Return all the data, word for word.

LISTING:

________________________________________

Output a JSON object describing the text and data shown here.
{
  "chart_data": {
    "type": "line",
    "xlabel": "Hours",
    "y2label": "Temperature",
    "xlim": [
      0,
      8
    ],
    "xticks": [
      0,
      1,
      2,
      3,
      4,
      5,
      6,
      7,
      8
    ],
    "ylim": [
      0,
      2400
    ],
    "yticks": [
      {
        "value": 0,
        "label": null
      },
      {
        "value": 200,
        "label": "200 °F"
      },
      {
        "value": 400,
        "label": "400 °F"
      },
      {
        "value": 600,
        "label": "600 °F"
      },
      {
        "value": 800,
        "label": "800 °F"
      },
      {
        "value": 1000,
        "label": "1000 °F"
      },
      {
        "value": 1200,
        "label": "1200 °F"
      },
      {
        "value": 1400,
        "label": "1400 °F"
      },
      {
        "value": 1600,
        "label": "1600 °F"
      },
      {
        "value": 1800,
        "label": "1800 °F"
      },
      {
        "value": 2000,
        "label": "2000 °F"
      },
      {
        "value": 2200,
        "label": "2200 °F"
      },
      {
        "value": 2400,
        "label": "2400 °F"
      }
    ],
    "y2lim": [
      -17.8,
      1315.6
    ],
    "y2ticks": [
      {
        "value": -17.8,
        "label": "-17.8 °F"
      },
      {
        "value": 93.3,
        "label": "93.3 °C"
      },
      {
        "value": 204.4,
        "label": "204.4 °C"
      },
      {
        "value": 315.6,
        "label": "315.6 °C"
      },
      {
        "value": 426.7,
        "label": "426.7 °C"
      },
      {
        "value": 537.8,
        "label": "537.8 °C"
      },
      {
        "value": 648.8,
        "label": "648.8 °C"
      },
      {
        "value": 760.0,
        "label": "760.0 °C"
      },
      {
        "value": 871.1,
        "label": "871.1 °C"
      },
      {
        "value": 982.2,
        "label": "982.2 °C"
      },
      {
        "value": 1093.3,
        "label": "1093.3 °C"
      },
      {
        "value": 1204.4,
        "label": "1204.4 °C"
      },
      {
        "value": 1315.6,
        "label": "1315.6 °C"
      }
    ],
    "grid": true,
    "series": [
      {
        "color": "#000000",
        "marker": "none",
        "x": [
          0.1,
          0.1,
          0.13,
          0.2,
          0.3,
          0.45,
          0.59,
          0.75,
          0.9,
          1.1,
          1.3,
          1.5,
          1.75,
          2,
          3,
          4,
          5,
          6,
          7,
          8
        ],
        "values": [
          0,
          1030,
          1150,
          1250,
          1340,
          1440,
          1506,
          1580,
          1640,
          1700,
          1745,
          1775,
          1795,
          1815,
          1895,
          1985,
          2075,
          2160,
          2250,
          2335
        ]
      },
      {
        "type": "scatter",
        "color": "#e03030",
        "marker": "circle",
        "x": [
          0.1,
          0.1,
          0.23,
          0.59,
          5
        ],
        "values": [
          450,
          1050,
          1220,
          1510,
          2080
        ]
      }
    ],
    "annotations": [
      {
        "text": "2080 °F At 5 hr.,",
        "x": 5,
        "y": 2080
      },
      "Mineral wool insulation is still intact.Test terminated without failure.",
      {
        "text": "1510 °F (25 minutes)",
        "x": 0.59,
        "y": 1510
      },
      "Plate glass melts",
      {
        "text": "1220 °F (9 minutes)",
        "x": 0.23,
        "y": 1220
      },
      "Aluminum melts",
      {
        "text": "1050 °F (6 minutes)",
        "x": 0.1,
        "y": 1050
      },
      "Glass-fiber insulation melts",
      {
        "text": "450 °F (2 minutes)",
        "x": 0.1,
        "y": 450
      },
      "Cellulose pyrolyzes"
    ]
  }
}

________________________________________

TASK RESPONSE:
Output a JSON object describing the text and data shown here.
{
  "chart_data": {
    "type": "line",
    "xlabel": "Hours",
    "y2label": "Temperature",
    "xlim": [
      0,
      8
    ],
    "xticks": [
      0,
      1,
      2,
      3,
      4,
      5,
      6,
      7,
      8
    ],
    "ylim": [
      0,
      2400
    ],
    "yticks": [
      {
        "value": 0,
        "label": null
      },
      {
        "value": 200,
        "label": "200 °F"
      },
      {
        "value": 400,
        "label": "400 °F"
      },
      {
        "value": 600,
        "label": "600 °F"
      },
      {
        "value": 800,
        "label": "800 °F"
      },
      {
        "value": 1000,
        "label": "1000 °F"
      },
      {
        "value": 1200,
        "label": "1200 °F"
      },
      {
        "value": 1400,
        "label": "1400 °F"
      },
      {
        "value": 1600,
        "label": "1600 °F"
      },
      {
        "value": 1800,
        "label": "1800 °F"
      },
      {
        "value": 2000,
        "label": "2000 °F"
      },
      {
        "value": 2200,
        "label": "2200 °F"
      },
      {
        "value": 2400,
        "label": "2400 °F"
      }
    ],
    "y2lim": [
      -17.8,
      1315.6
    ],
    "y2ticks": [
      {
        "value": -17.8,
        "label": "-17.8 °F"
      },
      {
        "value": 93.3,
        "label": "93.3 °C"
      },
      {
        "value": 204.4,
        "label": "204.4 °C"
      },
      {
        "value": 315.6,
        "label": "315.6 °C"
      },
      {
        "value": 426.7,
        "label": "426.7 °C"
      },
      {
        "value": 537.8,
        "label": "537.8 °C"
      },
      {
        "value": 648.8,
        "label": "648.8 °C"
      },
      {
        "value": 760.0,
        "label": "760.0 °C"
      },
      {
        "value": 871.1,
        "label": "871.1 °C"
      },
      {
        "value": 982.2,
        "label": "982.2 °C"
      },
      {
        "value": 1093.3,
        "label": "1093.3 °C"
      },
      {
        "value": 1204.4,
        "label": "1204.4 °C"
      },
      {
        "value": 1315.6,
        "label": "1315.6 °C"
      }
    ],
    "grid": true,
    "series": [
      {
        "color": "#000000",
        "marker": "none",
        "x": [
          0.1,
          0.1,
          0.13,
          0.2,
          0.3,
          0.45,
          0.59,
          0.75,
          0.9,
          1.1,
          1.3,
          1.5,
          1.75,
          2,
          3,
          4,
          5,
          6,
          7,
          8
        ],
        "values": [
          0,
          1030,
          1150,
          1250,
          1340,
          1440,
          1506,
          1580,
          1640,
          1700,
          1745,
          1775,
          1795,
          1815,
          1895,
          1985,
          2075,
          2160,
          2250,
          2335
        ]
      },
      {
        "type": "scatter",
        "color": "#e03030",
        "marker": "circle",
        "x": [
          0.1,
          0.1,
          0.23,
          0.59,
          5
        ],
        "values": [
          450,
          1050,
          1220,
          1510,
          2080
        ]
      }
    ],
    "annotations": [
      {
        "text": "2080 °F At 5 hr.,",
        "x": 5,
        "y": 2080
      },
      "Mineral wool insulation is still intact.Test terminated without failure.",
      {
        "text": "1510 °F (25 minutes)",
        "x": 0.59,
        "y": 1510
      },
      "Plate glass melts",
      {
        "text": "1220 °F (9 minutes)",
        "x": 0.23,
        "y": 1220
      },
      "Aluminum melts",
      {
        "text": "1050 °F (6 minutes)",
        "x": 0.1,
        "y": 1050
      },
      "Glass-fiber insulation melts",
      {
        "text": "450 °F (2 minutes)",
        "x": 0.1,
        "y": 450
      },
      "Cellulose pyrolyzes"
    ]
  }
}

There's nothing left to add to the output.